▶ _RECORDED DATA_
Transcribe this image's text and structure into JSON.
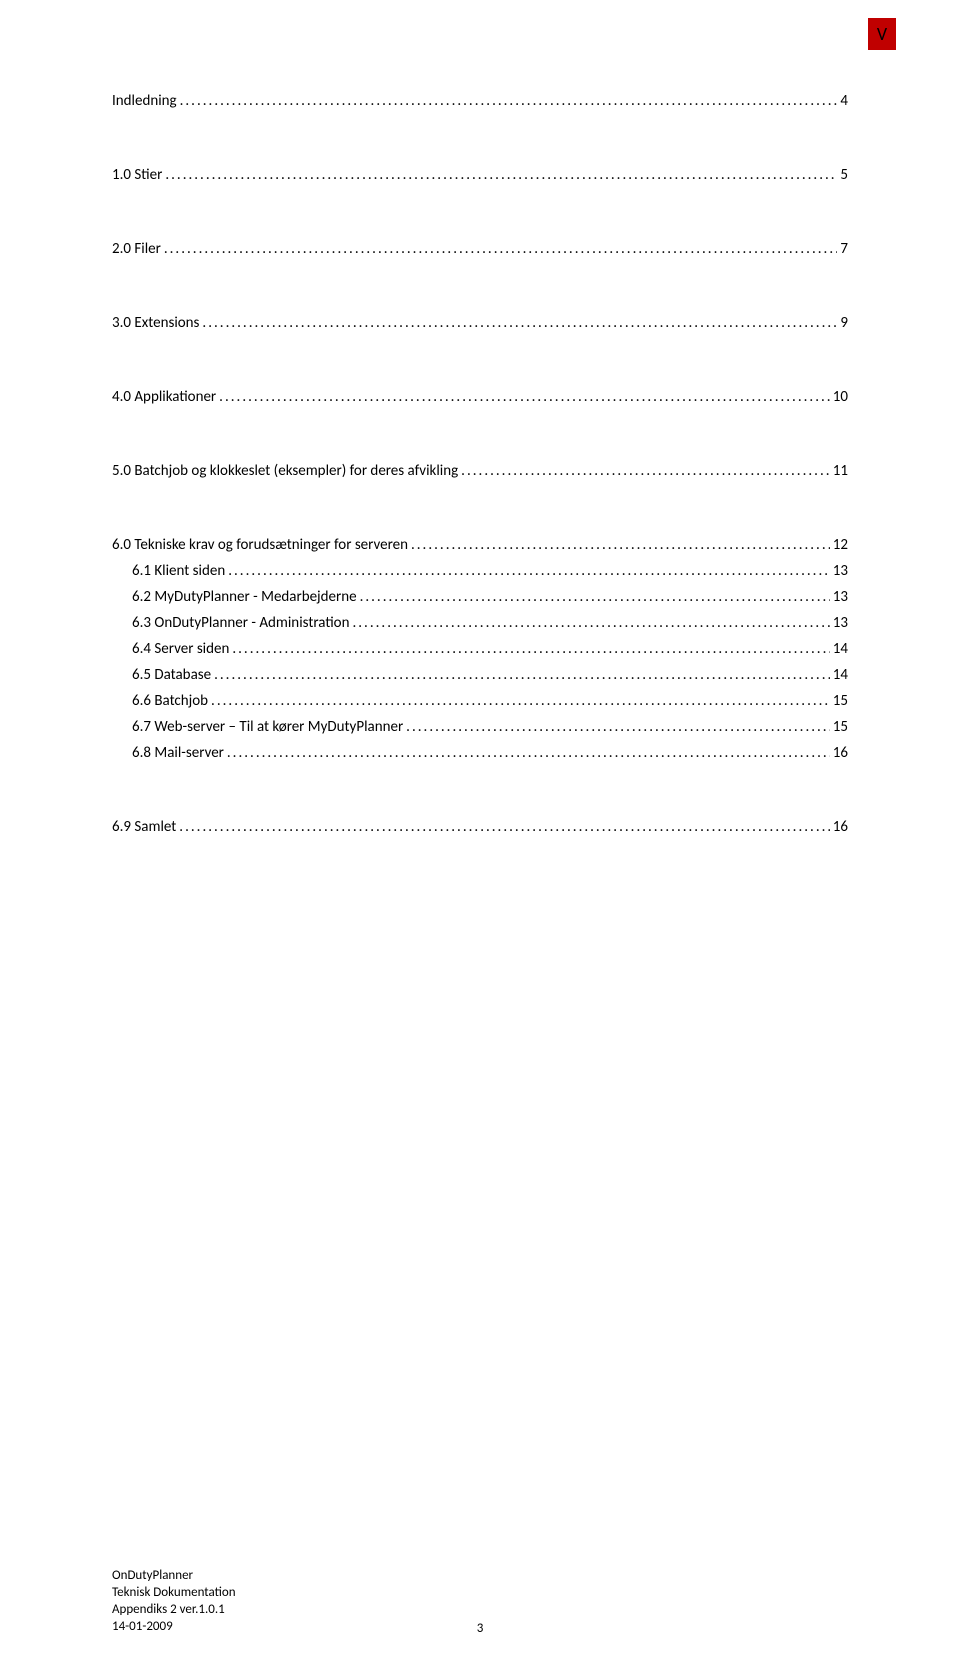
{
  "badge": {
    "label": "V",
    "background_color": "#c00000",
    "text_color": "#000000"
  },
  "toc": {
    "dots": "........................................................................................................................................................................................................................................................",
    "entries": [
      {
        "title": "Indledning",
        "page": "4",
        "level": 0
      },
      {
        "title": "1.0 Stier",
        "page": "5",
        "level": 0
      },
      {
        "title": "2.0 Filer",
        "page": "7",
        "level": 0
      },
      {
        "title": "3.0 Extensions",
        "page": "9",
        "level": 0
      },
      {
        "title": "4.0 Applikationer",
        "page": "10",
        "level": 0
      },
      {
        "title": "5.0 Batchjob og klokkeslet (eksempler) for deres afvikling",
        "page": "11",
        "level": 0
      },
      {
        "title": "6.0 Tekniske krav og forudsætninger for serveren",
        "page": "12",
        "level": 0
      },
      {
        "title": "6.1 Klient siden",
        "page": "13",
        "level": 1
      },
      {
        "title": "6.2 MyDutyPlanner - Medarbejderne",
        "page": "13",
        "level": 1
      },
      {
        "title": "6.3 OnDutyPlanner - Administration",
        "page": "13",
        "level": 1
      },
      {
        "title": "6.4 Server siden",
        "page": "14",
        "level": 1
      },
      {
        "title": "6.5 Database",
        "page": "14",
        "level": 1
      },
      {
        "title": "6.6 Batchjob",
        "page": "15",
        "level": 1
      },
      {
        "title": "6.7 Web-server – Til at kører MyDutyPlanner",
        "page": "15",
        "level": 1
      },
      {
        "title": "6.8 Mail-server",
        "page": "16",
        "level": 1
      },
      {
        "title": "6.9 Samlet",
        "page": "16",
        "level": 0
      }
    ]
  },
  "footer": {
    "line1": "OnDutyPlanner",
    "line2": "Teknisk Dokumentation",
    "line3": "Appendiks 2 ver.1.0.1",
    "line4": "14-01-2009"
  },
  "page_number": "3",
  "colors": {
    "background": "#ffffff",
    "text": "#000000"
  },
  "typography": {
    "body_fontsize": 15,
    "footer_fontsize": 13,
    "badge_fontsize": 18
  }
}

▶ _INSTRUCTIONS TO FOLLOW_
The records above should be reproduced exactly, with no pictures included.

▶ _OUTPUT FOR THIS EXERCISE_
Transcribe this image's text and structure into JSON.
{
  "badge": {
    "label": "V",
    "background_color": "#c00000",
    "text_color": "#000000"
  },
  "toc": {
    "dots": "........................................................................................................................................................................................................................................................",
    "entries": [
      {
        "title": "Indledning",
        "page": "4",
        "level": 0
      },
      {
        "title": "1.0 Stier",
        "page": "5",
        "level": 0
      },
      {
        "title": "2.0 Filer",
        "page": "7",
        "level": 0
      },
      {
        "title": "3.0 Extensions",
        "page": "9",
        "level": 0
      },
      {
        "title": "4.0 Applikationer",
        "page": "10",
        "level": 0
      },
      {
        "title": "5.0 Batchjob og klokkeslet (eksempler) for deres afvikling",
        "page": "11",
        "level": 0
      },
      {
        "title": "6.0 Tekniske krav og forudsætninger for serveren",
        "page": "12",
        "level": 0
      },
      {
        "title": "6.1 Klient siden",
        "page": "13",
        "level": 1
      },
      {
        "title": "6.2 MyDutyPlanner - Medarbejderne",
        "page": "13",
        "level": 1
      },
      {
        "title": "6.3 OnDutyPlanner - Administration",
        "page": "13",
        "level": 1
      },
      {
        "title": "6.4 Server siden",
        "page": "14",
        "level": 1
      },
      {
        "title": "6.5 Database",
        "page": "14",
        "level": 1
      },
      {
        "title": "6.6 Batchjob",
        "page": "15",
        "level": 1
      },
      {
        "title": "6.7 Web-server – Til at kører MyDutyPlanner",
        "page": "15",
        "level": 1
      },
      {
        "title": "6.8 Mail-server",
        "page": "16",
        "level": 1
      },
      {
        "title": "6.9 Samlet",
        "page": "16",
        "level": 0
      }
    ]
  },
  "footer": {
    "line1": "OnDutyPlanner",
    "line2": "Teknisk Dokumentation",
    "line3": "Appendiks 2 ver.1.0.1",
    "line4": "14-01-2009"
  },
  "page_number": "3",
  "colors": {
    "background": "#ffffff",
    "text": "#000000"
  },
  "typography": {
    "body_fontsize": 15,
    "footer_fontsize": 13,
    "badge_fontsize": 18
  }
}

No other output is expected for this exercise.